--- CONSIGNE A ---
Répondez à ces questions sur le texte consacré au couple d'artistes :
(i) Dans quelle ville et en quelle année est né le peintre ?
(ii) Où et à quelle occasion les deux artistes se sont-ils rencontrés ?
(iii) Combien de temps après leur rencontre se sont-ils mariés ?
--- CONSIGNE B ---
Rédigez la suite du texte sur le couple d'artistes, à partir de la dernière phrase.

--- TEXTE FOURNI ---
Avant de déambuler dans l'oliveraie de deux hectares, bercés par le chant mélodieux des cigales, faisons connaissance avec les deux propriétaires des lieux.



Un couple d'artistes passionnés

 Elle, franco-norvégienne, née en Suède en 1929, est illustratrice de talent et dessinatrice de presse jusqu'à la fin des années 40 avant de se consacrer totalement à l'abstraction et de devenir peintre de génie, inclassable. Lui, né en 1904 à Leipzig, est un peintre français, photographe et architecte d'origine allemande ; il est indéniablement l'un des plus grands représentants de l'art abstrait. 


 

 Leur vie pourrait s'apparenter à une véritable romance cinématographique, tant le scénario est passionnant et les acteurs passionnés. Faite d'exaltations et de drames, de séparations et de retrouvailles, elle a fait que ces deux artistes n'ont eu de cesse de se nourrir l'un de l'autre pour offrir une créativité respective hors du commun. Ils entament tous deux des études d'art et leur rencontre à Paris lors d'une exposition, sonne comme un véritable coup de foudre. Leur mariage, six mois plus tard, est une évidence. Menant une vie de bohème dans les années 30 sur l'île de Minorque aux Baléares, dans une petite maison qu'ils se sont fait construire, ils sont vite rattrapés par le contexte houleux de l'avant-guerre,  soupçonnés d'espionnage par le régime de Franco, et contraints de retourner à Paris.

--- DONNÉES BRUTES ---
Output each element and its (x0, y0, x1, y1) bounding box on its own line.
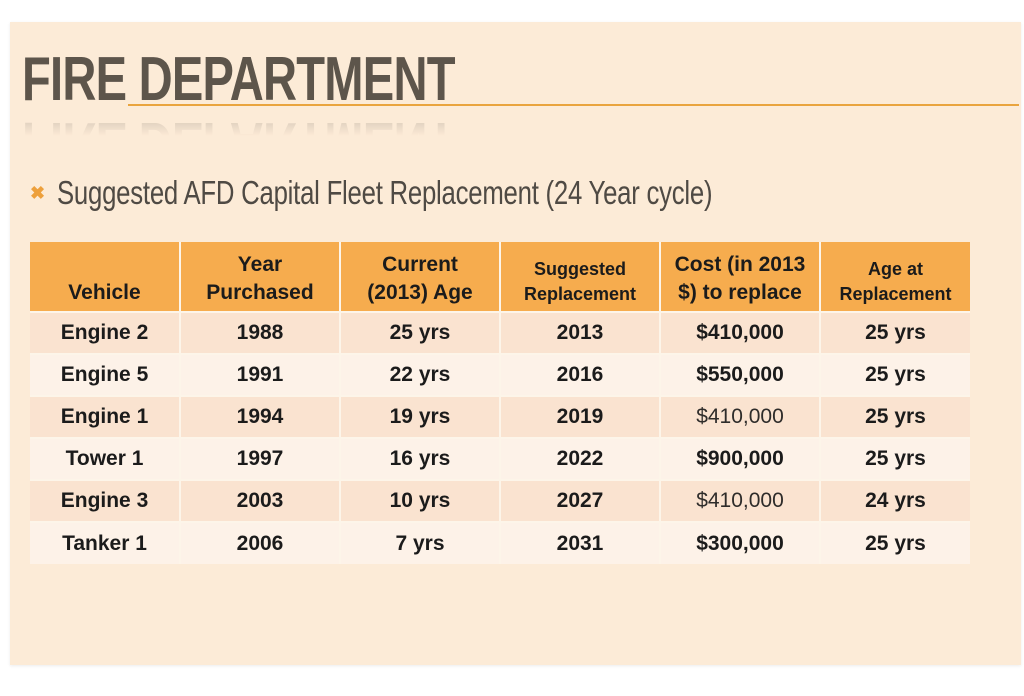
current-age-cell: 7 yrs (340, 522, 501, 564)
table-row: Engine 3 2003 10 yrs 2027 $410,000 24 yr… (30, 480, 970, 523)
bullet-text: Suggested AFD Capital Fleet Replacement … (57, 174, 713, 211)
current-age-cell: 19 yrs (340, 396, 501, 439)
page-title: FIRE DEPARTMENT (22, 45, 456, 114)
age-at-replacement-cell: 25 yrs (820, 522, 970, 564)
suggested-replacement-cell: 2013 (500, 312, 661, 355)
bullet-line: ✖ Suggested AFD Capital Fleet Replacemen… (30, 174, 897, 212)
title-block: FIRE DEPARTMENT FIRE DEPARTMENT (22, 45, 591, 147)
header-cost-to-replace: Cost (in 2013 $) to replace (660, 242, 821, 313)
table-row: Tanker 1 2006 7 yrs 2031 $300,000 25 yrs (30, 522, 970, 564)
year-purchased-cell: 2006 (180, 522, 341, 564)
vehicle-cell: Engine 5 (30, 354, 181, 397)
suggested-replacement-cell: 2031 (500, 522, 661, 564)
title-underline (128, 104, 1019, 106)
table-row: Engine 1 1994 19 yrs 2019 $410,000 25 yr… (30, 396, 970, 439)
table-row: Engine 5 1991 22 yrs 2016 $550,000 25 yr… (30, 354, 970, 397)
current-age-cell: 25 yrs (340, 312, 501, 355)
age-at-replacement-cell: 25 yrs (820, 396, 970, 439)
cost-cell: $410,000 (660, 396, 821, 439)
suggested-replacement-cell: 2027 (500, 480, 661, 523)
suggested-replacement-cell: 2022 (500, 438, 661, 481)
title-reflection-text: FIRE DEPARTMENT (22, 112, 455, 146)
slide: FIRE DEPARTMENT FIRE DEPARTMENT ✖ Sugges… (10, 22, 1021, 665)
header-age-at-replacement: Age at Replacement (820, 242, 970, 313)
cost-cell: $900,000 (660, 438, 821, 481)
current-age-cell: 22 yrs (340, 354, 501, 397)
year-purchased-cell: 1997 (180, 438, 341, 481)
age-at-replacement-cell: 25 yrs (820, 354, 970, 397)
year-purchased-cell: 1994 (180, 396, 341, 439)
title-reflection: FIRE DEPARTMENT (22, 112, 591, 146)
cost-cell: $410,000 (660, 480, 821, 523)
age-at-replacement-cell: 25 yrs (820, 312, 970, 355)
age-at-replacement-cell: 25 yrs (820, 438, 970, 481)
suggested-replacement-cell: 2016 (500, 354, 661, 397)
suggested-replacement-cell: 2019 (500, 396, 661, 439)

--- RÉPONSE A ---
(i) À Leipzig, en 1904.
(ii) À Paris, lors d'une exposition.
(iii) Six mois plus tard.

--- RÉPONSE B ---
 Mais Anna-Eva Bergman, heurtée par une santé fragile, ne résiste pas à son désir de liberté et d'indépendance. Le couple divorce, les deux artistes vont se remarier chacun de leur côté et emprunter des chemins très différents, des chemins qui vont considérablement orienter leur façon de produire leur art, d'autant que la Seconde Guerre mondiale éclate. Elle, retourne en Norvège, et lui s'engage dans la légion étrangère contre l'Allemagne, son propre pays. Héroïque, il est gravement blessé, doit être amputé d'une jambe et obtient la nationalité française. 

 Développant respectivement leur art, ils s'épanouissent séparément, confondant leur bonheur de vivre avec le bonheur de peindre. Mais c'était sans compter la force d'une  destinée commune. Ils se retrouvent à Paris en 1952 et sans surprise, retombent amoureux comme au premier jour, si tant est qu'ils ne l'eurent plus été depuis leur séparation... Cinq ans plus tard, ils se remarient après avoir divorcé de leurs conjoints respectifs pour ne plus jamais se quitter et produire une œuvre foisonnante et exposée. Comme dirait la chanson, "ils se sont connus, se sont reconnus, se sont perdus de vue, se sont retrouvés et sont repartis dans le tourbillon de leur vie".

 


Une maison-atelier

Et c'est à ce moment-là que l'histoire de la merveilleuse villa-atelier d'Antibes voit le jour. Cette maison parait comme l'aboutissement, la suite logique de leur vie, de leur œuvre, de leur amour.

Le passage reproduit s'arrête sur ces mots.